• **阅读材料**

====

您是否可以安全地减少代理进程使用的内存量取决于您的代理设置(例如,最大并发同步数和文件上传并行度)、正在同步的数据类型以及代理的典型负载。减少堆大小会降低操作系统终止进程的可能性,但会增加Java进程耗尽堆空间的可能性。您可能需要测试不同的值以找到有效的配置。如果您需要帮助调整此值,请联系您的Palantir代表。
要减少分配给一个(或多个)子进程的内存量,请执行以下操作:
- 决定应为上述每个子进程分配多少内存。
- 注意:我们不建议将堆大小减少到低于下面列出的默认值。
- 接下来,导航到Data Connection中的代理,选择高级配置按钮,然后选择引导程序选项卡。
- 在这里,您可以为每个单独的子进程设置
jvmHeapSize参数。 - 以下是一个引导程序配置片段示例,其中代理的jvmHeapSize设置为3gb:
agent: .... jvmHeapSize: 3g #这是JVM堆大小值 - 更新配置后,您需要保存更改并重启代理以使更改生效。
默认堆分配
默认情况下,代理需要约3gb的内存,分配如下:
- 代理子进程1gb
- Explorer子进程1gb
- 引导程序子进程512mb
- 代理管理器子进程512mb
Java进程也会使用一定量的堆外内存;因此,我们建议您确保至少留有≥4gb的空闲内存供它们使用。

====

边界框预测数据
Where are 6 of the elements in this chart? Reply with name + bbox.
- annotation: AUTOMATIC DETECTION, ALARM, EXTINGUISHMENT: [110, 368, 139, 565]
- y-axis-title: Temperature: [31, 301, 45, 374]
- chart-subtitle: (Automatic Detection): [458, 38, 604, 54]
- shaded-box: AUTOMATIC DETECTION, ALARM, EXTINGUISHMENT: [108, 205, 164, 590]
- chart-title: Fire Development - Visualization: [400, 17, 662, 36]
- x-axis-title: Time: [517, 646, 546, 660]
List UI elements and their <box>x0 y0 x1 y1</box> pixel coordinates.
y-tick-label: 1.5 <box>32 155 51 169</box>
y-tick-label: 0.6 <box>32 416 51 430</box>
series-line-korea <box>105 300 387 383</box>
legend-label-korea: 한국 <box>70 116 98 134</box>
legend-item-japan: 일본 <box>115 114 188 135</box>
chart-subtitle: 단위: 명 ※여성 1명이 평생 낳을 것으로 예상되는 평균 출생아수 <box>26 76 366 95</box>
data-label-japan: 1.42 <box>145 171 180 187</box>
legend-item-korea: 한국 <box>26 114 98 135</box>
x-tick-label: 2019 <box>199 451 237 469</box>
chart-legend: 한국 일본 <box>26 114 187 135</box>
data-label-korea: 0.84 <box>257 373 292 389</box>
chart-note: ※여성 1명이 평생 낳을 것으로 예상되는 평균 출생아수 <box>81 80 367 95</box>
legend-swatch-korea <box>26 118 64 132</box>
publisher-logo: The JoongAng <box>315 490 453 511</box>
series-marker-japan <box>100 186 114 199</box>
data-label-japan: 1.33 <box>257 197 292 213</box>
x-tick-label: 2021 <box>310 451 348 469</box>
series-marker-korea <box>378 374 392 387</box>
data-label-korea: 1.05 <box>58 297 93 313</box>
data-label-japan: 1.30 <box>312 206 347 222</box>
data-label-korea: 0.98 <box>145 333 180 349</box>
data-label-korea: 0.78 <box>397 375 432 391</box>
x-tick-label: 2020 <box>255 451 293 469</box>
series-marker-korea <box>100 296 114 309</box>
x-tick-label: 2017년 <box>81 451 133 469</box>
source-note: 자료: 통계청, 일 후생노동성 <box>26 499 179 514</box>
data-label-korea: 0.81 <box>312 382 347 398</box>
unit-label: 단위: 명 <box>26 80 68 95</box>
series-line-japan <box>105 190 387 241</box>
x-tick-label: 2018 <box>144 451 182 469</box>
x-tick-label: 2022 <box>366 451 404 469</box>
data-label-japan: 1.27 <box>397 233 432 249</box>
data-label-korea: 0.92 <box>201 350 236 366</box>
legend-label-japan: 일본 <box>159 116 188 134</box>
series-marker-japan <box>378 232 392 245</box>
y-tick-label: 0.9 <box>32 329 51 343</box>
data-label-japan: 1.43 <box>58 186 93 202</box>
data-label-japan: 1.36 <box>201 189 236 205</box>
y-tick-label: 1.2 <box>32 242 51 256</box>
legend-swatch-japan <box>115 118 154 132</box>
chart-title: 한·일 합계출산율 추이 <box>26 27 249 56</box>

====

• **题目要求**
请用两句话概括阅读材料的内容。 本练习用不到这些条目。

• **作答内容**
能否安全地减少代理进程使用的内存取决于代理设置、正在同步的数据类型和代理的典型负载；减少堆大小会降低进程被操作系统终止的可能性，但会增加Java进程耗尽堆空间的可能性。可以在Data Connection中代理的高级配置的引导程序选项卡里为各子进程设置jvmHeapSize参数，保存并重启代理后生效；代理默认需要约3gb内存，不建议把堆大小降到默认值以下，并建议留有至少4gb空闲内存。